* **Problem requirements**
Keep the pictures out and restate every record exactly.
-- Begin The records --
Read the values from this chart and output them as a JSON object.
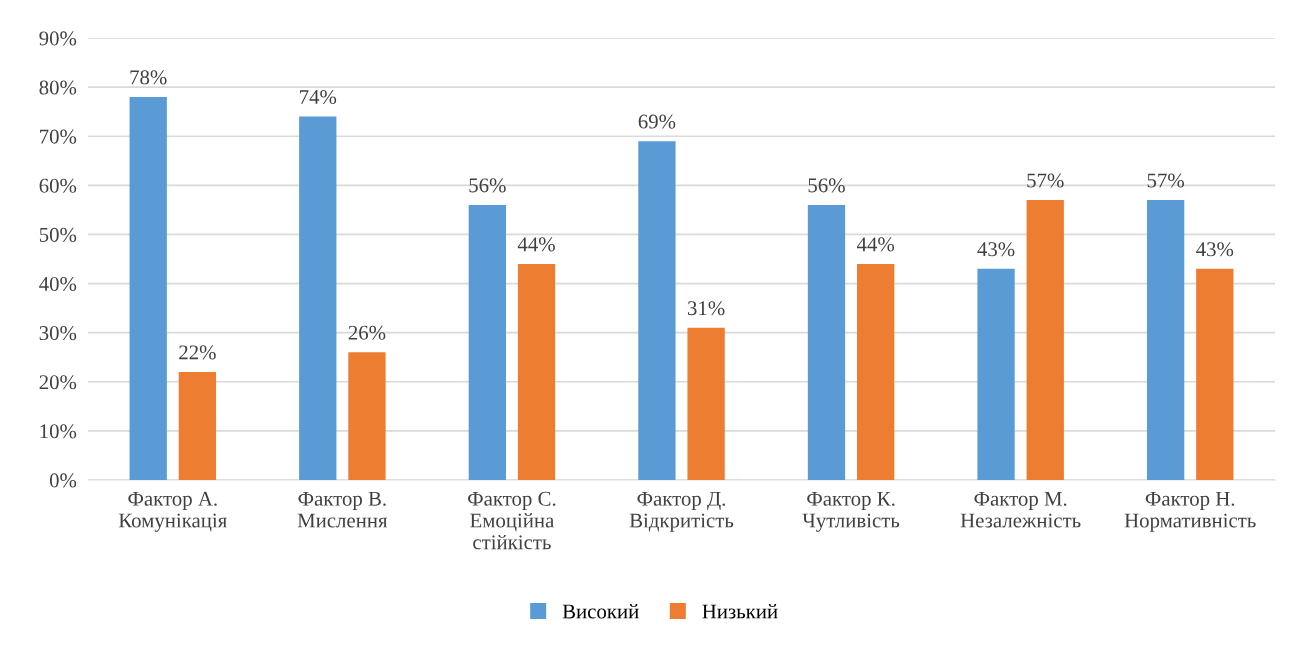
{
  "chart_data": {
    "type": "bar",
    "categories": [
      "Фактор А.\nКомунікація",
      "Фактор В.\nМислення",
      "Фактор С.\nЕмоційна\nстійкість",
      "Фактор Д.\nВідкритість",
      "Фактор К.\nЧутливість",
      "Фактор М.\nНезалежність",
      "Фактор Н.\nНормативність"
    ],
    "series": [
      {
        "name": "Високий",
        "color": "#5b9bd5",
        "values": [
          78,
          74,
          56,
          69,
          56,
          43,
          57
        ],
        "value_labels": [
          "78%",
          "74%",
          "56%",
          "69%",
          "56%",
          "43%",
          "57%"
        ]
      },
      {
        "name": "Низький",
        "color": "#ed7d31",
        "values": [
          22,
          26,
          44,
          31,
          44,
          57,
          43
        ],
        "value_labels": [
          "22%",
          "26%",
          "44%",
          "31%",
          "44%",
          "57%",
          "43%"
        ]
      }
    ],
    "ylim": [
      0,
      90
    ],
    "yticks": [
      {
        "value": 0,
        "label": "0%"
      },
      {
        "value": 10,
        "label": "10%"
      },
      {
        "value": 20,
        "label": "20%"
      },
      {
        "value": 30,
        "label": "30%"
      },
      {
        "value": 40,
        "label": "40%"
      },
      {
        "value": 50,
        "label": "50%"
      },
      {
        "value": 60,
        "label": "60%"
      },
      {
        "value": 70,
        "label": "70%"
      },
      {
        "value": 80,
        "label": "80%"
      },
      {
        "value": 90,
        "label": "90%"
      }
    ],
    "grid": "y",
    "legend": "bottom"
  }
}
-- End The records --
* **Task solution**
Read the values from this chart and output them as a JSON object.
{
  "chart_data": {
    "type": "bar",
    "categories": [
      "Фактор А.\nКомунікація",
      "Фактор В.\nМислення",
      "Фактор С.\nЕмоційна\nстійкість",
      "Фактор Д.\nВідкритість",
      "Фактор К.\nЧутливість",
      "Фактор М.\nНезалежність",
      "Фактор Н.\nНормативність"
    ],
    "series": [
      {
        "name": "Високий",
        "color": "#5b9bd5",
        "values": [
          78,
          74,
          56,
          69,
          56,
          43,
          57
        ],
        "value_labels": [
          "78%",
          "74%",
          "56%",
          "69%",
          "56%",
          "43%",
          "57%"
        ]
      },
      {
        "name": "Низький",
        "color": "#ed7d31",
        "values": [
          22,
          26,
          44,
          31,
          44,
          57,
          43
        ],
        "value_labels": [
          "22%",
          "26%",
          "44%",
          "31%",
          "44%",
          "57%",
          "43%"
        ]
      }
    ],
    "ylim": [
      0,
      90
    ],
    "yticks": [
      {
        "value": 0,
        "label": "0%"
      },
      {
        "value": 10,
        "label": "10%"
      },
      {
        "value": 20,
        "label": "20%"
      },
      {
        "value": 30,
        "label": "30%"
      },
      {
        "value": 40,
        "label": "40%"
      },
      {
        "value": 50,
        "label": "50%"
      },
      {
        "value": 60,
        "label": "60%"
      },
      {
        "value": 70,
        "label": "70%"
      },
      {
        "value": 80,
        "label": "80%"
      },
      {
        "value": 90,
        "label": "90%"
      }
    ],
    "grid": "y",
    "legend": "bottom"
  }
}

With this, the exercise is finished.